▸ Data shown:
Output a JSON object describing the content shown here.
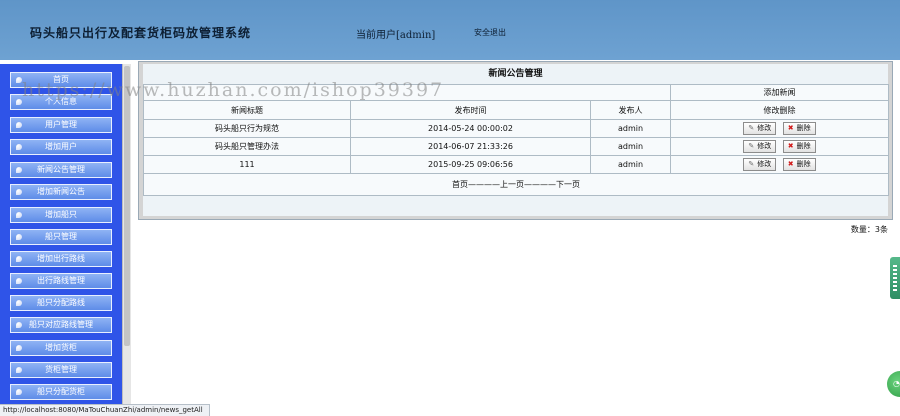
{
  "header": {
    "system_title": "码头船只出行及配套货柜码放管理系统",
    "current_user": "当前用户[admin]",
    "logout": "安全退出"
  },
  "sidebar": {
    "items": [
      "首页",
      "个人信息",
      "用户管理",
      "增加用户",
      "新闻公告管理",
      "增加新闻公告",
      "增加船只",
      "船只管理",
      "增加出行路线",
      "出行路线管理",
      "船只分配路线",
      "船只对应路线管理",
      "增加货柜",
      "货柜管理",
      "船只分配货柜"
    ]
  },
  "panel": {
    "title": "新闻公告管理",
    "add_link": "添加新闻",
    "columns": [
      "新闻标题",
      "发布时间",
      "发布人",
      "修改删除"
    ],
    "rows": [
      {
        "title": "码头船只行为规范",
        "time": "2014-05-24 00:00:02",
        "publisher": "admin"
      },
      {
        "title": "码头船只管理办法",
        "time": "2014-06-07 21:33:26",
        "publisher": "admin"
      },
      {
        "title": "111",
        "time": "2015-09-25 09:06:56",
        "publisher": "admin"
      }
    ],
    "edit_label": "修改",
    "delete_label": "删除",
    "pager": {
      "first": "首页",
      "prev": "上一页",
      "next": "下一页",
      "separator": "————"
    },
    "count_text": "数量：3条"
  },
  "status_bar": {
    "url": "http://localhost:8080/MaTouChuanZhi/admin/news_getAll"
  },
  "watermark": "https://www.huzhan.com/ishop39397",
  "icons": {
    "edit": "edit-icon",
    "delete": "delete-x-icon",
    "menu_bullet": "menu-bullet-icon"
  },
  "colors": {
    "header_bg": "#6ea2d2",
    "sidebar_bg": "#2f54e8",
    "menu_button": "#7aa2ee",
    "delete_icon": "#d11a1a"
  }
}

▸ Aim:
Quote the material word for word, dropping any images it holds.

▸ Response to this exercise:
Output a JSON object describing the content shown here.
{
  "header": {
    "system_title": "码头船只出行及配套货柜码放管理系统",
    "current_user": "当前用户[admin]",
    "logout": "安全退出"
  },
  "sidebar": {
    "items": [
      "首页",
      "个人信息",
      "用户管理",
      "增加用户",
      "新闻公告管理",
      "增加新闻公告",
      "增加船只",
      "船只管理",
      "增加出行路线",
      "出行路线管理",
      "船只分配路线",
      "船只对应路线管理",
      "增加货柜",
      "货柜管理",
      "船只分配货柜"
    ]
  },
  "panel": {
    "title": "新闻公告管理",
    "add_link": "添加新闻",
    "columns": [
      "新闻标题",
      "发布时间",
      "发布人",
      "修改删除"
    ],
    "rows": [
      {
        "title": "码头船只行为规范",
        "time": "2014-05-24 00:00:02",
        "publisher": "admin"
      },
      {
        "title": "码头船只管理办法",
        "time": "2014-06-07 21:33:26",
        "publisher": "admin"
      },
      {
        "title": "111",
        "time": "2015-09-25 09:06:56",
        "publisher": "admin"
      }
    ],
    "edit_label": "修改",
    "delete_label": "删除",
    "pager": {
      "first": "首页",
      "prev": "上一页",
      "next": "下一页",
      "separator": "————"
    },
    "count_text": "数量：3条"
  },
  "status_bar": {
    "url": "http://localhost:8080/MaTouChuanZhi/admin/news_getAll"
  },
  "watermark": "https://www.huzhan.com/ishop39397",
  "icons": {
    "edit": "edit-icon",
    "delete": "delete-x-icon",
    "menu_bullet": "menu-bullet-icon"
  },
  "colors": {
    "header_bg": "#6ea2d2",
    "sidebar_bg": "#2f54e8",
    "menu_button": "#7aa2ee",
    "delete_icon": "#d11a1a"
  }
}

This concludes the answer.